**Recorded information**
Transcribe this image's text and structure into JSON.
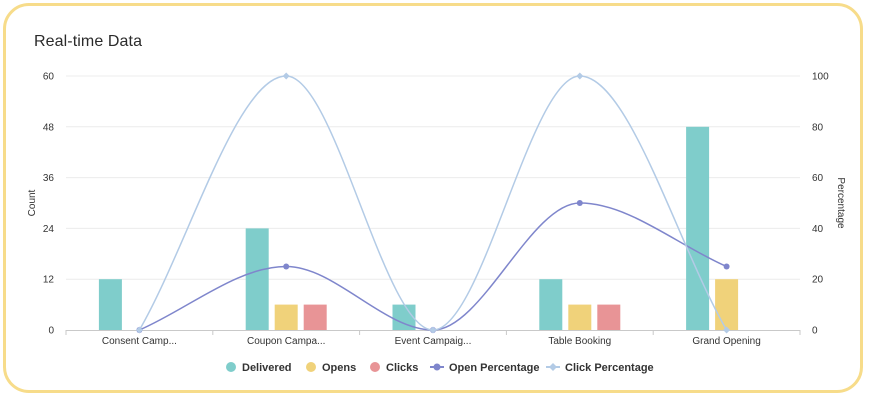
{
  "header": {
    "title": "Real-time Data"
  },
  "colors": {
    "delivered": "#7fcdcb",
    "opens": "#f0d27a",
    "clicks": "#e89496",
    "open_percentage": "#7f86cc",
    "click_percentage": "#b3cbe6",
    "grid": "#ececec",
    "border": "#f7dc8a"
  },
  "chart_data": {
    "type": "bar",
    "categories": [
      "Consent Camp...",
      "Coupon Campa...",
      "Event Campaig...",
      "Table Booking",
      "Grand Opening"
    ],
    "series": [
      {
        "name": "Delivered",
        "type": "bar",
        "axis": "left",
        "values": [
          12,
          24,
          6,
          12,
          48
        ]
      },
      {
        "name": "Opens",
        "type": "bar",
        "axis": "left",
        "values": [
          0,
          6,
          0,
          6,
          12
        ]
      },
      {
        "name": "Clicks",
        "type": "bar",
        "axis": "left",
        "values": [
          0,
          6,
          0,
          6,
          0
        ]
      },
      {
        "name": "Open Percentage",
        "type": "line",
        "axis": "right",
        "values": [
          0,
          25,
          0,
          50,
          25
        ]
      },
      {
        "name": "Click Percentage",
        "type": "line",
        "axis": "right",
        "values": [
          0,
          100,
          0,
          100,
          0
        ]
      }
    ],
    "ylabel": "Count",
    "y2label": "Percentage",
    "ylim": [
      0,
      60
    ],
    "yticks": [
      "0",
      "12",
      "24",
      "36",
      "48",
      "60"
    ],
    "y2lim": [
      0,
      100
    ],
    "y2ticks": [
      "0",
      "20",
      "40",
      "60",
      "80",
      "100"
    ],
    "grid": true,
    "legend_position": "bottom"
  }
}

**Exercise prompt**
Skip the pictures and transcribe the rest of the records exactly.

**Full solution**
Transcribe this image's text and structure into JSON.
{
  "header": {
    "title": "Real-time Data"
  },
  "colors": {
    "delivered": "#7fcdcb",
    "opens": "#f0d27a",
    "clicks": "#e89496",
    "open_percentage": "#7f86cc",
    "click_percentage": "#b3cbe6",
    "grid": "#ececec",
    "border": "#f7dc8a"
  },
  "chart_data": {
    "type": "bar",
    "categories": [
      "Consent Camp...",
      "Coupon Campa...",
      "Event Campaig...",
      "Table Booking",
      "Grand Opening"
    ],
    "series": [
      {
        "name": "Delivered",
        "type": "bar",
        "axis": "left",
        "values": [
          12,
          24,
          6,
          12,
          48
        ]
      },
      {
        "name": "Opens",
        "type": "bar",
        "axis": "left",
        "values": [
          0,
          6,
          0,
          6,
          12
        ]
      },
      {
        "name": "Clicks",
        "type": "bar",
        "axis": "left",
        "values": [
          0,
          6,
          0,
          6,
          0
        ]
      },
      {
        "name": "Open Percentage",
        "type": "line",
        "axis": "right",
        "values": [
          0,
          25,
          0,
          50,
          25
        ]
      },
      {
        "name": "Click Percentage",
        "type": "line",
        "axis": "right",
        "values": [
          0,
          100,
          0,
          100,
          0
        ]
      }
    ],
    "ylabel": "Count",
    "y2label": "Percentage",
    "ylim": [
      0,
      60
    ],
    "yticks": [
      "0",
      "12",
      "24",
      "36",
      "48",
      "60"
    ],
    "y2lim": [
      0,
      100
    ],
    "y2ticks": [
      "0",
      "20",
      "40",
      "60",
      "80",
      "100"
    ],
    "grid": true,
    "legend_position": "bottom"
  }
}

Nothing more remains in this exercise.